# What the task requires
What follows is a set of entries. Repeat them exactly, but not their pictures.

# Exercise input start

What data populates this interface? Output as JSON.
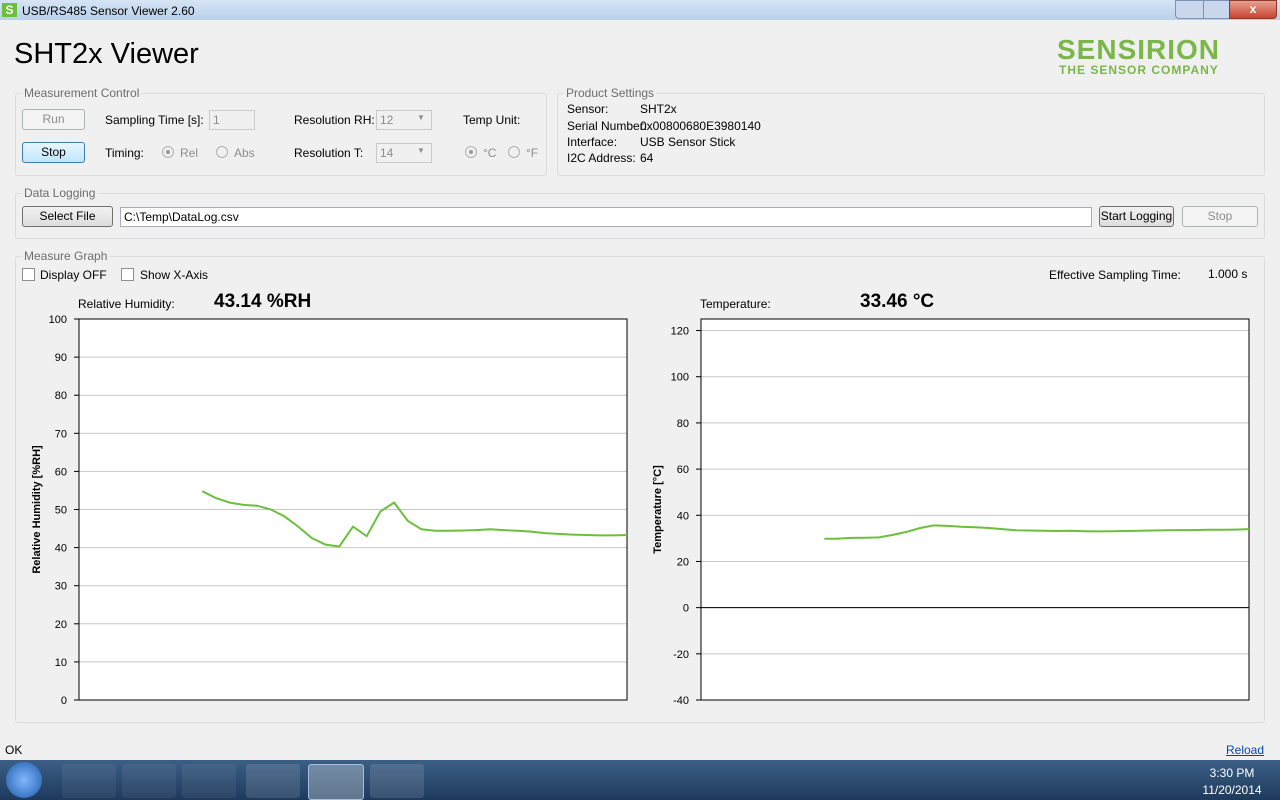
{
  "window": {
    "title": "USB/RS485 Sensor Viewer 2.60"
  },
  "header": {
    "title": "SHT2x Viewer",
    "logo": "SENSIRION",
    "tagline": "THE SENSOR COMPANY"
  },
  "measurement_control": {
    "label": "Measurement Control",
    "run": "Run",
    "stop": "Stop",
    "sampling_time_label": "Sampling Time [s]:",
    "sampling_time": "1",
    "timing_label": "Timing:",
    "timing_options": [
      "Rel",
      "Abs"
    ],
    "resolution_rh_label": "Resolution RH:",
    "resolution_rh": "12",
    "resolution_t_label": "Resolution T:",
    "resolution_t": "14",
    "temp_unit_label": "Temp Unit:",
    "temp_unit_options": [
      "°C",
      "°F"
    ]
  },
  "product_settings": {
    "label": "Product Settings",
    "rows": [
      [
        "Sensor:",
        "SHT2x"
      ],
      [
        "Serial Number:",
        "0x00800680E3980140"
      ],
      [
        "Interface:",
        "USB Sensor Stick"
      ],
      [
        "I2C Address:",
        "64"
      ]
    ]
  },
  "data_logging": {
    "label": "Data Logging",
    "select_file": "Select File",
    "path": "C:\\Temp\\DataLog.csv",
    "start_logging": "Start Logging",
    "stop": "Stop"
  },
  "measure_graph": {
    "label": "Measure Graph",
    "display_off": "Display OFF",
    "show_x_axis": "Show X-Axis",
    "effective_sampling_label": "Effective Sampling Time:",
    "effective_sampling": "1.000 s",
    "readouts": [
      {
        "label": "Relative Humidity:",
        "value": "43.14 %RH"
      },
      {
        "label": "Temperature:",
        "value": "33.46 °C"
      }
    ]
  },
  "chart_data": [
    {
      "type": "line",
      "ylabel": "Relative Humidity [%RH]",
      "ylim": [
        0,
        100
      ],
      "yticks": [
        0,
        10,
        20,
        30,
        40,
        50,
        60,
        70,
        80,
        90,
        100
      ],
      "grid": true,
      "series": [
        {
          "color": "#6cbf3c",
          "values": [
            null,
            null,
            null,
            null,
            null,
            null,
            null,
            null,
            null,
            54.8,
            53.0,
            51.8,
            51.2,
            51.0,
            50.0,
            48.2,
            45.5,
            42.5,
            40.8,
            40.3,
            45.5,
            43.0,
            49.5,
            51.8,
            47.0,
            44.8,
            44.4,
            44.4,
            44.5,
            44.6,
            44.8,
            44.6,
            44.4,
            44.2,
            43.8,
            43.6,
            43.4,
            43.3,
            43.2,
            43.2,
            43.3
          ]
        }
      ]
    },
    {
      "type": "line",
      "ylabel": "Temperature [°C]",
      "ylim": [
        -40,
        125
      ],
      "yticks": [
        -40,
        -20,
        0,
        20,
        40,
        60,
        80,
        100,
        120
      ],
      "grid": true,
      "series": [
        {
          "color": "#6cbf3c",
          "values": [
            null,
            null,
            null,
            null,
            null,
            null,
            null,
            null,
            null,
            29.8,
            29.9,
            30.2,
            30.3,
            30.4,
            31.5,
            32.8,
            34.5,
            35.6,
            35.4,
            35.0,
            34.8,
            34.5,
            34.0,
            33.5,
            33.4,
            33.3,
            33.2,
            33.3,
            33.1,
            33.0,
            33.1,
            33.2,
            33.3,
            33.4,
            33.5,
            33.6,
            33.6,
            33.7,
            33.7,
            33.8,
            34.0
          ]
        }
      ]
    }
  ],
  "status": {
    "text": "OK",
    "link": "Reload"
  },
  "taskbar": {
    "time": "3:30 PM",
    "date": "11/20/2014"
  }
}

# Exercise input end

# Problem solution
What data populates this interface? Output as JSON.
{
  "window": {
    "title": "USB/RS485 Sensor Viewer 2.60"
  },
  "header": {
    "title": "SHT2x Viewer",
    "logo": "SENSIRION",
    "tagline": "THE SENSOR COMPANY"
  },
  "measurement_control": {
    "label": "Measurement Control",
    "run": "Run",
    "stop": "Stop",
    "sampling_time_label": "Sampling Time [s]:",
    "sampling_time": "1",
    "timing_label": "Timing:",
    "timing_options": [
      "Rel",
      "Abs"
    ],
    "resolution_rh_label": "Resolution RH:",
    "resolution_rh": "12",
    "resolution_t_label": "Resolution T:",
    "resolution_t": "14",
    "temp_unit_label": "Temp Unit:",
    "temp_unit_options": [
      "°C",
      "°F"
    ]
  },
  "product_settings": {
    "label": "Product Settings",
    "rows": [
      [
        "Sensor:",
        "SHT2x"
      ],
      [
        "Serial Number:",
        "0x00800680E3980140"
      ],
      [
        "Interface:",
        "USB Sensor Stick"
      ],
      [
        "I2C Address:",
        "64"
      ]
    ]
  },
  "data_logging": {
    "label": "Data Logging",
    "select_file": "Select File",
    "path": "C:\\Temp\\DataLog.csv",
    "start_logging": "Start Logging",
    "stop": "Stop"
  },
  "measure_graph": {
    "label": "Measure Graph",
    "display_off": "Display OFF",
    "show_x_axis": "Show X-Axis",
    "effective_sampling_label": "Effective Sampling Time:",
    "effective_sampling": "1.000 s",
    "readouts": [
      {
        "label": "Relative Humidity:",
        "value": "43.14 %RH"
      },
      {
        "label": "Temperature:",
        "value": "33.46 °C"
      }
    ]
  },
  "chart_data": [
    {
      "type": "line",
      "ylabel": "Relative Humidity [%RH]",
      "ylim": [
        0,
        100
      ],
      "yticks": [
        0,
        10,
        20,
        30,
        40,
        50,
        60,
        70,
        80,
        90,
        100
      ],
      "grid": true,
      "series": [
        {
          "color": "#6cbf3c",
          "values": [
            null,
            null,
            null,
            null,
            null,
            null,
            null,
            null,
            null,
            54.8,
            53.0,
            51.8,
            51.2,
            51.0,
            50.0,
            48.2,
            45.5,
            42.5,
            40.8,
            40.3,
            45.5,
            43.0,
            49.5,
            51.8,
            47.0,
            44.8,
            44.4,
            44.4,
            44.5,
            44.6,
            44.8,
            44.6,
            44.4,
            44.2,
            43.8,
            43.6,
            43.4,
            43.3,
            43.2,
            43.2,
            43.3
          ]
        }
      ]
    },
    {
      "type": "line",
      "ylabel": "Temperature [°C]",
      "ylim": [
        -40,
        125
      ],
      "yticks": [
        -40,
        -20,
        0,
        20,
        40,
        60,
        80,
        100,
        120
      ],
      "grid": true,
      "series": [
        {
          "color": "#6cbf3c",
          "values": [
            null,
            null,
            null,
            null,
            null,
            null,
            null,
            null,
            null,
            29.8,
            29.9,
            30.2,
            30.3,
            30.4,
            31.5,
            32.8,
            34.5,
            35.6,
            35.4,
            35.0,
            34.8,
            34.5,
            34.0,
            33.5,
            33.4,
            33.3,
            33.2,
            33.3,
            33.1,
            33.0,
            33.1,
            33.2,
            33.3,
            33.4,
            33.5,
            33.6,
            33.6,
            33.7,
            33.7,
            33.8,
            34.0
          ]
        }
      ]
    }
  ],
  "status": {
    "text": "OK",
    "link": "Reload"
  },
  "taskbar": {
    "time": "3:30 PM",
    "date": "11/20/2014"
  }
}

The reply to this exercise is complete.